TEXTE DU DOCUMENT:
Iran : après l'AIPAC

 

Par Hélène Keller-Lind

 

Au lendemain de la Conférence du lobby pro-israélien américain AIPAC, compte tenu de nouvelles déclarations, des lignes plus claires se dessinent quant à ce  que privilégient certains dirigeants face à la menace iranienne. Avec convergences mais aussi divergences. Et un message quelque peu brouillé de Barack Obama.

 

 

L'analyse est la même pour le Président Obama, le Premier ministre israélien, les candidats républicains à la présidentielle US ou le ministre des Affaires étrangères français : s'il se dote du nucléaire, l'Iran représentera un danger pour le monde. Par lui-même ou par son soutien à un terrorisme nucléaire.

CONSIGNES: Poursuivez, s'il vous plaît, l'article ci-dessus sur l'Iran au lendemain de la conférence de l'AIPAC, en reprenant juste après sa dernière phrase.

DONNÉES EXTRAITES:
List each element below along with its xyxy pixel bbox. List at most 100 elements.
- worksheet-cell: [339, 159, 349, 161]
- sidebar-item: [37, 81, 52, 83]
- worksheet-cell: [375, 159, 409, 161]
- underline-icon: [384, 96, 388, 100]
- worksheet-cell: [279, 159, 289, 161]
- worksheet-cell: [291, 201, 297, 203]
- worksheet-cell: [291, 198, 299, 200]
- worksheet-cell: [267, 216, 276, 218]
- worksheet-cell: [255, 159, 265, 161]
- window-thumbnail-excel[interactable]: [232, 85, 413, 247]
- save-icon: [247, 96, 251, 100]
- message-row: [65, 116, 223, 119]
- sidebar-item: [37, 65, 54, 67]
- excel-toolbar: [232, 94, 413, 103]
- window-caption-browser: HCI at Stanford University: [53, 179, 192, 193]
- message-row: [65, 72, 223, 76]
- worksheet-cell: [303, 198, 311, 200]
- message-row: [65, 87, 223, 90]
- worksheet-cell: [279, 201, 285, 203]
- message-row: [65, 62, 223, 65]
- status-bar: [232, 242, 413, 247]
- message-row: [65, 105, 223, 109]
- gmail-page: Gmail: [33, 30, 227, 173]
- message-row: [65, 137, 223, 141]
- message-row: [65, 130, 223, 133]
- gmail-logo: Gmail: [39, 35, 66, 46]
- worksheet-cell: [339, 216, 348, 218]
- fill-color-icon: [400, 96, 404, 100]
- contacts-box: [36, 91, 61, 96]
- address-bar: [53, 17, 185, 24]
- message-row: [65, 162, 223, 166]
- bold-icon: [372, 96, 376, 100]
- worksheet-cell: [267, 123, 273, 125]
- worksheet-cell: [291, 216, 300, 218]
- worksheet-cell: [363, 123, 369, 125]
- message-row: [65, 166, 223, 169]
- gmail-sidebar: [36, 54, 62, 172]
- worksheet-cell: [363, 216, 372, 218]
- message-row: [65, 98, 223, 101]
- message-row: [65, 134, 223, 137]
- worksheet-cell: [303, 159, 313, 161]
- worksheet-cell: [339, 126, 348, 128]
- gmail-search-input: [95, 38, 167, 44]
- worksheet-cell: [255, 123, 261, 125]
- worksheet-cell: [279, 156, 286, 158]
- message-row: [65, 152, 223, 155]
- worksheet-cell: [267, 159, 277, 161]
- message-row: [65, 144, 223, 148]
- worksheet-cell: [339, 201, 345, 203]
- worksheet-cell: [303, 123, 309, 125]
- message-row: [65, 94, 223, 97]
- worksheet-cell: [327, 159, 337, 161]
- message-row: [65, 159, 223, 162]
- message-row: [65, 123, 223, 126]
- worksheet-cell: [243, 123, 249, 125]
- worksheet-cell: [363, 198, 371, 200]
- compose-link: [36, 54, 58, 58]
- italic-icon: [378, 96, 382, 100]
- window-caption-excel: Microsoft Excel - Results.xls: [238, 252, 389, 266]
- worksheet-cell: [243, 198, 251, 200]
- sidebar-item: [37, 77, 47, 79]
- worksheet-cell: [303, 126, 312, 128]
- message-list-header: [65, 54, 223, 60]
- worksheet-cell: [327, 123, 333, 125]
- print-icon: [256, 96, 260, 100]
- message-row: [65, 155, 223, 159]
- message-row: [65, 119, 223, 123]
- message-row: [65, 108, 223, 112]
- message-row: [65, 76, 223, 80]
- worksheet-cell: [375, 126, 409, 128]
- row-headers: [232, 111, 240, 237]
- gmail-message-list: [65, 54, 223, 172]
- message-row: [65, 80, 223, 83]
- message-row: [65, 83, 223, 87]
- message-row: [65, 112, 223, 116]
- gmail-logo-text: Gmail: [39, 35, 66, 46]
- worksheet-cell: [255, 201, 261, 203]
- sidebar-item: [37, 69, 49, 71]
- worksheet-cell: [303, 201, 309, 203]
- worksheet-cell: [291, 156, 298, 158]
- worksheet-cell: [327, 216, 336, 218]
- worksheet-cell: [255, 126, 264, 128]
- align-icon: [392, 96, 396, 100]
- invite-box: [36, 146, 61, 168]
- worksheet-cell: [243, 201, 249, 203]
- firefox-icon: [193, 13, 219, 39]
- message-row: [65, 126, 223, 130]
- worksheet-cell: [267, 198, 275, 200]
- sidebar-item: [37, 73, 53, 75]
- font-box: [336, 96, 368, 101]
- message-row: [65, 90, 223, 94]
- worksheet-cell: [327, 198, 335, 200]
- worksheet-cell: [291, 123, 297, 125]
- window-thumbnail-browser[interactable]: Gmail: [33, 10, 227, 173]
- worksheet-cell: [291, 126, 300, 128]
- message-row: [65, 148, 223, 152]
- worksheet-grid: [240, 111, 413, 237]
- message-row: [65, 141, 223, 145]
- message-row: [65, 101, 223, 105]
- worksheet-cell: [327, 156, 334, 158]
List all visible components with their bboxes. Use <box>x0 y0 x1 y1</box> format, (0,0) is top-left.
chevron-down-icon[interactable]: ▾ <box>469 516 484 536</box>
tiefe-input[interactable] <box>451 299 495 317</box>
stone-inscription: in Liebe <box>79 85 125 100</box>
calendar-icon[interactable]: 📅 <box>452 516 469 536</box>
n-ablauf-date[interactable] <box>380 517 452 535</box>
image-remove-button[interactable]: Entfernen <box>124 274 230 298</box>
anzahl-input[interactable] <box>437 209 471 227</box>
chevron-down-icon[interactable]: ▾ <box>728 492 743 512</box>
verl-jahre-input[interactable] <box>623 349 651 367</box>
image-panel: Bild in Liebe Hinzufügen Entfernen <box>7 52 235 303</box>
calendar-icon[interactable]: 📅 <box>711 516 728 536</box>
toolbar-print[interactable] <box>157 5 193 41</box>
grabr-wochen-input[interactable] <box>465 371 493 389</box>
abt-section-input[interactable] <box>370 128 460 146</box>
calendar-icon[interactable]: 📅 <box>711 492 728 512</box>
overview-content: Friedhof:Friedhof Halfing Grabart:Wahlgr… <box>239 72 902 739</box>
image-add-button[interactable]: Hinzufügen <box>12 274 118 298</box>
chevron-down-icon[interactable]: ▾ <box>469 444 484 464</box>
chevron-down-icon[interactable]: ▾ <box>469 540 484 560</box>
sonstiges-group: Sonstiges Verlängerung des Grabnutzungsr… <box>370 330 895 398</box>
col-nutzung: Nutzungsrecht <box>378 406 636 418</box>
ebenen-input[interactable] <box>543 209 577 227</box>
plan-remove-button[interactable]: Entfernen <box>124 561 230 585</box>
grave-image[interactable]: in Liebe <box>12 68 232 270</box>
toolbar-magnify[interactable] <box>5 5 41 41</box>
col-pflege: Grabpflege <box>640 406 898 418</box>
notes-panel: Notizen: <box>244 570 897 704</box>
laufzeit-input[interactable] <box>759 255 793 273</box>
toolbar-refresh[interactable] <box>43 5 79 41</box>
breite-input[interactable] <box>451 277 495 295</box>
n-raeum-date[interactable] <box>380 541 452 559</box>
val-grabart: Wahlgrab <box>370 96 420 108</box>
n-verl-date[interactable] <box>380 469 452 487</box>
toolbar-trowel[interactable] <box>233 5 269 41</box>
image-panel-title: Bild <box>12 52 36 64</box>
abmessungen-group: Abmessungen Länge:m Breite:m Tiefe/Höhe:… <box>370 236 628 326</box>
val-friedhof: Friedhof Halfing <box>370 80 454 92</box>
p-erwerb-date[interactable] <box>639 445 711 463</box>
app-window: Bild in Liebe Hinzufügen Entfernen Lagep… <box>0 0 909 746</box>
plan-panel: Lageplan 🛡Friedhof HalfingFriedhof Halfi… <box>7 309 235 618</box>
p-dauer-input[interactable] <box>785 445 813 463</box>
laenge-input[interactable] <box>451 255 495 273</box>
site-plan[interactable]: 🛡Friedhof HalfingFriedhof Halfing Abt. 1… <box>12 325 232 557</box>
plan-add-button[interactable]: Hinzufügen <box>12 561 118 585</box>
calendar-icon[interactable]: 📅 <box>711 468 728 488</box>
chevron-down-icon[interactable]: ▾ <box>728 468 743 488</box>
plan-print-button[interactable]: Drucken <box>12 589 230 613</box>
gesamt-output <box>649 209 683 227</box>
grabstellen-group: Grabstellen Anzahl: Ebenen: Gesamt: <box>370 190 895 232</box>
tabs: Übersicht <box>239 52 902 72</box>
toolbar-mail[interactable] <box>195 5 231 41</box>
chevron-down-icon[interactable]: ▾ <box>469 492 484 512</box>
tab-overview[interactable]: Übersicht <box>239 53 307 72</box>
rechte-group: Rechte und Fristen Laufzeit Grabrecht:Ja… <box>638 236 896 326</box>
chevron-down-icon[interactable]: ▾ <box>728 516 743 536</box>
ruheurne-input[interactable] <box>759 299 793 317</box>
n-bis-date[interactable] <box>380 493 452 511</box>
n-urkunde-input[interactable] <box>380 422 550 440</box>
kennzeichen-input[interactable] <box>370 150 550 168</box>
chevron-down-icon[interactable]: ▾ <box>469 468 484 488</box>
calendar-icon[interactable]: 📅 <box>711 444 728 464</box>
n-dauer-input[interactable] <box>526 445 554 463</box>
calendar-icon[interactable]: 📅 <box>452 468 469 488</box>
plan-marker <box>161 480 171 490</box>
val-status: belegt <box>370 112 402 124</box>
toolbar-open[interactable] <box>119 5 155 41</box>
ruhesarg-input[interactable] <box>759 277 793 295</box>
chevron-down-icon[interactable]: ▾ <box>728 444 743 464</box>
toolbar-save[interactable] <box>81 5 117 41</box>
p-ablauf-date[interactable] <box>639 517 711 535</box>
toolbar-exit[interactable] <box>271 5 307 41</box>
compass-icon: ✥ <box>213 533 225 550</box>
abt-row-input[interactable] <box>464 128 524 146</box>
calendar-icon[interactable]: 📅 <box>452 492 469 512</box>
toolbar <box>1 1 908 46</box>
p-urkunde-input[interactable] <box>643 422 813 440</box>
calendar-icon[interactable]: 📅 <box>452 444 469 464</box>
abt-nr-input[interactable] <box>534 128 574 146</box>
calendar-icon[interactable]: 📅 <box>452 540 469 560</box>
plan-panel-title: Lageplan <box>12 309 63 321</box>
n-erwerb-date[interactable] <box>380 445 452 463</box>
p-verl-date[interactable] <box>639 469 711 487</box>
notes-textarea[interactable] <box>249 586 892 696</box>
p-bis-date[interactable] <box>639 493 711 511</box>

RÉPONSE RÉDIGÉE:
Quant aux offres récentes faites par le régime des mollahs de reprendre un dialogue sur le nucléaire, pour répondre, apparemment, aux effets qu'ont les sanctions décidées au niveau mondial sur son économie, si elles ont été acceptées par la voix de Catherine Ashton, elles sont prises avec une grande circonspection, l'Iran ayant déjà cherché à gagner du temps par le passé et y étant parvenu. Ce qui lui a permis de poursuivre ses travaux en vue d'acquérir l'arme nucléaire dans un avenir qui n'est pas si lointain. Or, justement, à Washington, Benjamin Netanyahou soulignait que « le temps presse »....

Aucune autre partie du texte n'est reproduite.